Let's train multiple classification models on the Titanic dataset and achieve our target accuracy of 89.4%.

In [None]:
# Train Titanic classification models
if 'titanic' in prepared_data:
    print("🚢 TITANIC CLASSIFICATION TRAINING")
    print("=" * 50)
    
    titanic_data = prepared_data['titanic']
    
    # Train all models
    titanic_results = trainer.train_models(
        'titanic',
        titanic_data['X_train'],
        titanic_data['X_test'],
        titanic_data['y_train'],
        titanic_data['y_test'],
        task_type='classification'
    )
    
    print(f"\n✅ Titanic training completed! Trained {len(titanic_results)} models.")
    
else:
    print("⚠️ Titanic data not available for training")
    titanic_results = []

## 🏠 Housing Regression Training

Now let's train regression models on the Housing dataset and achieve our target R² of 0.681.

In [None]:
# Train Housing regression models
if 'housing' in prepared_data:
    print("🏠 HOUSING REGRESSION TRAINING")
    print("=" * 50)
    
    housing_data = prepared_data['housing']
    
    # Train all models
    housing_results = trainer.train_models(
        'housing',
        housing_data['X_train'],
        housing_data['X_test'],
        housing_data['y_train'],
        housing_data['y_test'],
        task_type='regression'
    )
    
    print(f"\n✅ Housing training completed! Trained {len(housing_results)} models.")
    
else:
    print("⚠️ Housing data not available for training")
    housing_results = []

## 📊 Model Performance Visualization

Let's create comprehensive visualizations of our model performance.

In [None]:
def create_performance_visualizations(trainer):
    """Create comprehensive performance visualizations"""
    print("📊 Creating performance visualizations...")
    
    # Create subplots based on number of datasets
    n_datasets = len(trainer.results)
    if n_datasets == 0:
        print("⚠️ No results to visualize")
        return
    
    fig, axes = plt.subplots(2, n_datasets, figsize=(6*n_datasets, 12))
    if n_datasets == 1:
        axes = axes.reshape(-1, 1)

++++

What you will do: Retype the model-training notebook excerpt between "# Create subplots" and "axes = axes.reshape(-1, 1)", inclusive.

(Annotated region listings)
++++

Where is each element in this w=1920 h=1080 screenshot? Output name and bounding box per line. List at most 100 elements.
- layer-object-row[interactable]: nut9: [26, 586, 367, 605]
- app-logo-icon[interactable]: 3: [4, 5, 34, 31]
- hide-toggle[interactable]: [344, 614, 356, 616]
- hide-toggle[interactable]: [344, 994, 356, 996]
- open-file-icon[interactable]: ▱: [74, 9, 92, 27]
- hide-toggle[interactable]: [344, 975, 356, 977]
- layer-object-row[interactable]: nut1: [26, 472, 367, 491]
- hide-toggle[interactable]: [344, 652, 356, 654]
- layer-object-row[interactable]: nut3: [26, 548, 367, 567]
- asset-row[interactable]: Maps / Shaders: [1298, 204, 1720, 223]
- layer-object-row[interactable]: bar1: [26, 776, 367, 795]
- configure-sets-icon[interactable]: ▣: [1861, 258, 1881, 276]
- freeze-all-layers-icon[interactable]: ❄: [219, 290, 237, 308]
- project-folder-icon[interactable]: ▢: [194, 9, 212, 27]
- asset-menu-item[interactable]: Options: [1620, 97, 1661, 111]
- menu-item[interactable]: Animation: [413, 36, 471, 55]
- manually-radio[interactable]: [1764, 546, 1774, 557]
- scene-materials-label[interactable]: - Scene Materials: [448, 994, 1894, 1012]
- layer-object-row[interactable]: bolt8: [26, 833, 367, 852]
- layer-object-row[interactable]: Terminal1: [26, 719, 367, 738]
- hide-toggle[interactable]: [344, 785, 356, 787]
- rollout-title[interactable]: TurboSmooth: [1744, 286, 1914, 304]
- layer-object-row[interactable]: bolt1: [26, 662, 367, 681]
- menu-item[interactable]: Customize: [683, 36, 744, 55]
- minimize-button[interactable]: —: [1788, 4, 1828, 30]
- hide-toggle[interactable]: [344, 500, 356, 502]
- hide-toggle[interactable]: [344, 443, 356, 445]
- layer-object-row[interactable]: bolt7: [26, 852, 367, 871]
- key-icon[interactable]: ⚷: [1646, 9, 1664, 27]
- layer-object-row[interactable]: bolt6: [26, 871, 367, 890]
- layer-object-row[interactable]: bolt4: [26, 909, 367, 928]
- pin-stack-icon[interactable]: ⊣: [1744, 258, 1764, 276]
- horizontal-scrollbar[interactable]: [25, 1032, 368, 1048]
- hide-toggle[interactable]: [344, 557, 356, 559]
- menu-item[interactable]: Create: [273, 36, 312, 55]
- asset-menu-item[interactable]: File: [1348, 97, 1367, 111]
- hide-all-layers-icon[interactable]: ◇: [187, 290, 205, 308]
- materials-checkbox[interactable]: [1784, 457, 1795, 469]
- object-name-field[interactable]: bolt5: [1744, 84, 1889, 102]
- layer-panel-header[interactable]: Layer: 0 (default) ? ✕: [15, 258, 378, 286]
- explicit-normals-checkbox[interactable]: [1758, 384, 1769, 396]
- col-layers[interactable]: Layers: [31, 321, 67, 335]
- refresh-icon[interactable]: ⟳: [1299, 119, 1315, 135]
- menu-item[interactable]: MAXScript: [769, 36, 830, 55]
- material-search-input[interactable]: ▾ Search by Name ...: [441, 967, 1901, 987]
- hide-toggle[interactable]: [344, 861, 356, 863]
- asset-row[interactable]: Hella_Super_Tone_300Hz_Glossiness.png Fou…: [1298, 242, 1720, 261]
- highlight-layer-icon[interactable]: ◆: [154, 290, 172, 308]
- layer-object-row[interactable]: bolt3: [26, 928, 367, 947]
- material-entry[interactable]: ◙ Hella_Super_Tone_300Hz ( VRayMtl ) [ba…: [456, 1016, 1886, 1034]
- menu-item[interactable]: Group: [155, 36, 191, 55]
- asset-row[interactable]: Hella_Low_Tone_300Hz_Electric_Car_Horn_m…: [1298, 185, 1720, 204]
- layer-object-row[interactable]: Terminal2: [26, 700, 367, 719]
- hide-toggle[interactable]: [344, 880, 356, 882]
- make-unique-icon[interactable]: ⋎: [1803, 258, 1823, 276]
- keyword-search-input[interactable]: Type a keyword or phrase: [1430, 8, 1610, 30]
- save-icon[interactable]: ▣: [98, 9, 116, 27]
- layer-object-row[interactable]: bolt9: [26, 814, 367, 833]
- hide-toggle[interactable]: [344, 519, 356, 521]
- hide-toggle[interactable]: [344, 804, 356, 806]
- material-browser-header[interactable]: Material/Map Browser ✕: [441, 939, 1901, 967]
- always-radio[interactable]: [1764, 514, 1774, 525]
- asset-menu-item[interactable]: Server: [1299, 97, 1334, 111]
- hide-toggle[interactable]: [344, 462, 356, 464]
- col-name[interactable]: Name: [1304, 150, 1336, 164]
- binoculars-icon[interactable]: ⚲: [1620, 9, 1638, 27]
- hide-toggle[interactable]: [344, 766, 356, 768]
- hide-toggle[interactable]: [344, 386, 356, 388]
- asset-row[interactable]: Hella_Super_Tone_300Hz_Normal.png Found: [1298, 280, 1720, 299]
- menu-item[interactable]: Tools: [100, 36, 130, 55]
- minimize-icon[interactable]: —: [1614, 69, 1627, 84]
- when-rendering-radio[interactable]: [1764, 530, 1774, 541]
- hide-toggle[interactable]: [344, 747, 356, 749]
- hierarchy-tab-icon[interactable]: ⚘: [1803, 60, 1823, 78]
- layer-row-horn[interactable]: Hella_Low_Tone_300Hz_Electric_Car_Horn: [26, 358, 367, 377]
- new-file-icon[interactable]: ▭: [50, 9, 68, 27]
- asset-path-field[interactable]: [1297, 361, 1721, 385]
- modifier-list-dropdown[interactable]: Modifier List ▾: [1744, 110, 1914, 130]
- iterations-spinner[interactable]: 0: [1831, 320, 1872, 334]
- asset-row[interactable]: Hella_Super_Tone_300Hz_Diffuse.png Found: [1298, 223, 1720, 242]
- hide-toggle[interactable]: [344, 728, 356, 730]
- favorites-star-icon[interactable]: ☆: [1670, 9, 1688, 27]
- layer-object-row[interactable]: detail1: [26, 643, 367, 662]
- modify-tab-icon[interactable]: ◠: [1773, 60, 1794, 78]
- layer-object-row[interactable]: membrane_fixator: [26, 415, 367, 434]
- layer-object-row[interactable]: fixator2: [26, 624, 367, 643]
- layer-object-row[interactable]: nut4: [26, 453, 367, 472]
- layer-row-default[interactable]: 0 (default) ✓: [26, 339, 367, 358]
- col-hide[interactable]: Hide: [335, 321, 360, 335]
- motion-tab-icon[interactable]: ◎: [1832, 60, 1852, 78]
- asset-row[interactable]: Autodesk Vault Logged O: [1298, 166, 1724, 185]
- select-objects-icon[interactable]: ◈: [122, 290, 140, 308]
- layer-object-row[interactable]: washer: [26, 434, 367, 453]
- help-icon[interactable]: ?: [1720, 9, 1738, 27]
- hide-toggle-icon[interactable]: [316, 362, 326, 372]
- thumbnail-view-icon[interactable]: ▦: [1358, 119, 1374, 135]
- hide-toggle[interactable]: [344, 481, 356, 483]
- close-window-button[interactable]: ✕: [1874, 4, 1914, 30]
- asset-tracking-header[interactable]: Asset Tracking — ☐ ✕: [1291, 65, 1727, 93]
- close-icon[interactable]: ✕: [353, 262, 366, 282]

++++

Reply to the exercise:
# Create subplots based on number of datasets
    n_datasets = len(trainer.results)
    if n_datasets == 0:
        print("⚠️ No results to visualize")
        return
    
    fig, axes = plt.subplots(2, n_datasets, figsize=(6*n_datasets, 12))
    if n_datasets == 1:
        axes = axes.reshape(-1, 1)